Pictures in the data below are not part of the copy; transcribe everything else exactly.

Figure content listings>
==============================
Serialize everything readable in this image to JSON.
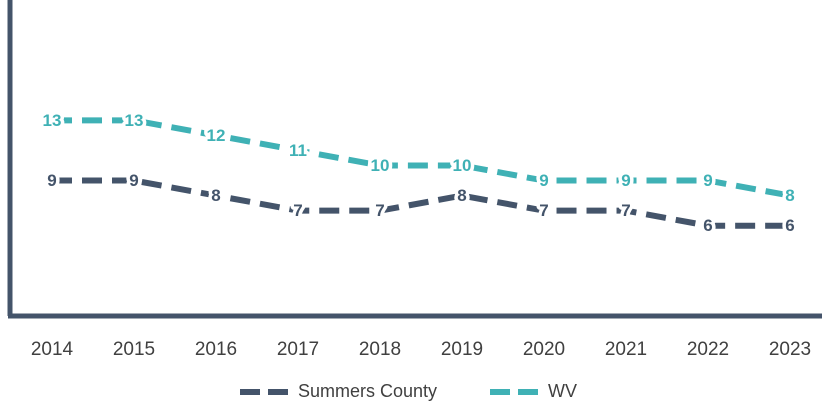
{
  "chart_data": {
    "type": "line",
    "categories": [
      "2014",
      "2015",
      "2016",
      "2017",
      "2018",
      "2019",
      "2020",
      "2021",
      "2022",
      "2023"
    ],
    "series": [
      {
        "name": "Summers County",
        "color": "#44546a",
        "values": [
          9,
          9,
          8,
          7,
          7,
          8,
          7,
          7,
          6,
          6
        ]
      },
      {
        "name": "WV",
        "color": "#3fb1b5",
        "values": [
          13,
          13,
          12,
          11,
          10,
          10,
          9,
          9,
          9,
          8
        ]
      }
    ],
    "ylim": [
      0,
      20
    ],
    "legend": "bottom"
  }
}
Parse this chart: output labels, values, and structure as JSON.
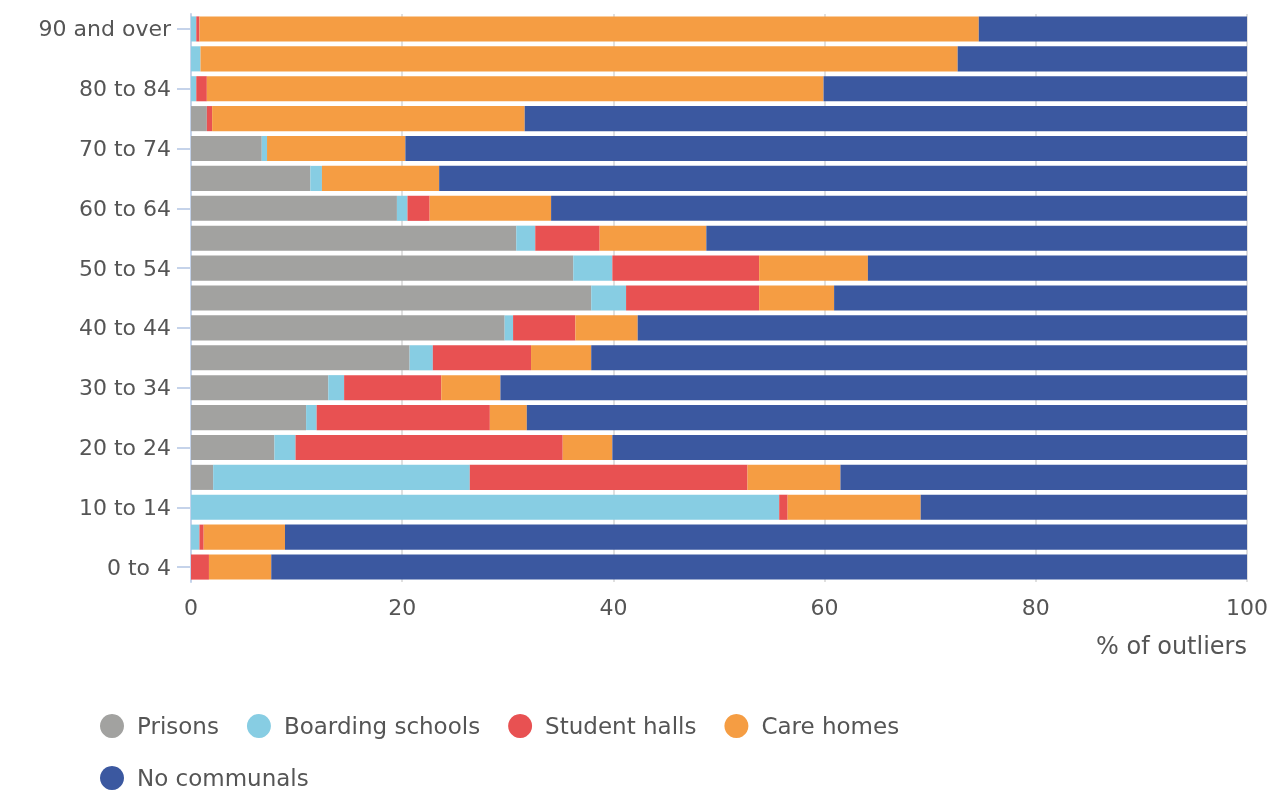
{
  "chart_data": {
    "type": "bar",
    "orientation": "horizontal",
    "stacked": true,
    "xlabel": "% of outliers",
    "categories": [
      "90 and over",
      null,
      "80 to 84",
      null,
      "70 to 74",
      null,
      "60 to 64",
      null,
      "50 to 54",
      null,
      "40 to 44",
      null,
      "30 to 34",
      null,
      "20 to 24",
      null,
      "10 to 14",
      null,
      "0 to 4"
    ],
    "series": [
      {
        "name": "Prisons",
        "color": "#a2a2a0",
        "values": [
          0,
          0,
          0,
          1.5,
          6.7,
          11.3,
          19.5,
          30.8,
          36.2,
          37.9,
          29.7,
          20.7,
          13.0,
          10.9,
          7.9,
          2.1,
          0,
          0,
          0
        ]
      },
      {
        "name": "Boarding schools",
        "color": "#87cde3",
        "values": [
          0.5,
          0.9,
          0.5,
          0,
          0.5,
          1.1,
          1.0,
          1.8,
          3.7,
          3.3,
          0.8,
          2.2,
          1.5,
          1.0,
          2.0,
          24.3,
          55.7,
          0.8,
          0
        ]
      },
      {
        "name": "Student halls",
        "color": "#e85152",
        "values": [
          0.3,
          0,
          1.0,
          0.5,
          0,
          0,
          2.1,
          6.1,
          13.9,
          12.6,
          5.9,
          9.3,
          9.2,
          16.4,
          25.3,
          26.3,
          0.8,
          0.4,
          1.7
        ]
      },
      {
        "name": "Care homes",
        "color": "#f59d43",
        "values": [
          73.8,
          71.7,
          58.4,
          29.6,
          13.1,
          11.1,
          11.5,
          10.1,
          10.3,
          7.1,
          5.9,
          5.7,
          5.6,
          3.5,
          4.7,
          8.8,
          12.6,
          7.7,
          5.9
        ]
      },
      {
        "name": "No communals",
        "color": "#3b58a0",
        "values": [
          25.4,
          27.4,
          40.1,
          68.4,
          79.7,
          76.5,
          65.9,
          51.2,
          35.9,
          39.1,
          57.7,
          62.1,
          70.7,
          68.2,
          60.1,
          38.5,
          30.9,
          91.1,
          92.4
        ]
      }
    ],
    "xlim": [
      0,
      100
    ],
    "xticks": [
      0,
      20,
      40,
      60,
      80,
      100
    ],
    "grid": "x",
    "legend": "bottom"
  }
}
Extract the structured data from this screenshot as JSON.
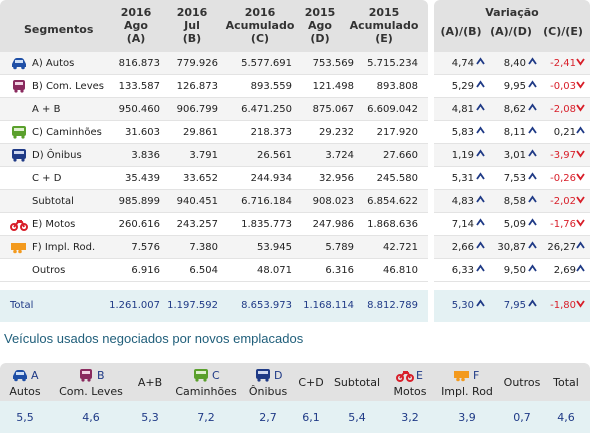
==============================
Output for this task>
Serialize everything readable in this image to JSON.
{
  "chart_data": {
    "type": "line",
    "categories": [
      "2014",
      "2015",
      "2016",
      "2017",
      "2018",
      "2019",
      "2020",
      "2021",
      "2022",
      "2023"
    ],
    "series": [
      {
        "name": "Summers County",
        "color": "#44546a",
        "values": [
          9,
          9,
          8,
          7,
          7,
          8,
          7,
          7,
          6,
          6
        ]
      },
      {
        "name": "WV",
        "color": "#3fb1b5",
        "values": [
          13,
          13,
          12,
          11,
          10,
          10,
          9,
          9,
          9,
          8
        ]
      }
    ],
    "ylim": [
      0,
      20
    ],
    "legend": "bottom"
  }
}
Parse this chart: output labels, values, and structure as JSON.
{
  "chart_data": {
    "type": "bar",
    "orientation": "horizontal",
    "stacked": true,
    "xlabel": "% of outliers",
    "categories": [
      "90 and over",
      null,
      "80 to 84",
      null,
      "70 to 74",
      null,
      "60 to 64",
      null,
      "50 to 54",
      null,
      "40 to 44",
      null,
      "30 to 34",
      null,
      "20 to 24",
      null,
      "10 to 14",
      null,
      "0 to 4"
    ],
    "series": [
      {
        "name": "Prisons",
        "color": "#a2a2a0",
        "values": [
          0,
          0,
          0,
          1.5,
          6.7,
          11.3,
          19.5,
          30.8,
          36.2,
          37.9,
          29.7,
          20.7,
          13.0,
          10.9,
          7.9,
          2.1,
          0,
          0,
          0
        ]
      },
      {
        "name": "Boarding schools",
        "color": "#87cde3",
        "values": [
          0.5,
          0.9,
          0.5,
          0,
          0.5,
          1.1,
          1.0,
          1.8,
          3.7,
          3.3,
          0.8,
          2.2,
          1.5,
          1.0,
          2.0,
          24.3,
          55.7,
          0.8,
          0
        ]
      },
      {
        "name": "Student halls",
        "color": "#e85152",
        "values": [
          0.3,
          0,
          1.0,
          0.5,
          0,
          0,
          2.1,
          6.1,
          13.9,
          12.6,
          5.9,
          9.3,
          9.2,
          16.4,
          25.3,
          26.3,
          0.8,
          0.4,
          1.7
        ]
      },
      {
        "name": "Care homes",
        "color": "#f59d43",
        "values": [
          73.8,
          71.7,
          58.4,
          29.6,
          13.1,
          11.1,
          11.5,
          10.1,
          10.3,
          7.1,
          5.9,
          5.7,
          5.6,
          3.5,
          4.7,
          8.8,
          12.6,
          7.7,
          5.9
        ]
      },
      {
        "name": "No communals",
        "color": "#3b58a0",
        "values": [
          25.4,
          27.4,
          40.1,
          68.4,
          79.7,
          76.5,
          65.9,
          51.2,
          35.9,
          39.1,
          57.7,
          62.1,
          70.7,
          68.2,
          60.1,
          38.5,
          30.9,
          91.1,
          92.4
        ]
      }
    ],
    "xlim": [
      0,
      100
    ],
    "xticks": [
      0,
      20,
      40,
      60,
      80,
      100
    ],
    "grid": "x",
    "legend": "bottom"
  }
}
Extract the structured data from this screenshot as JSON.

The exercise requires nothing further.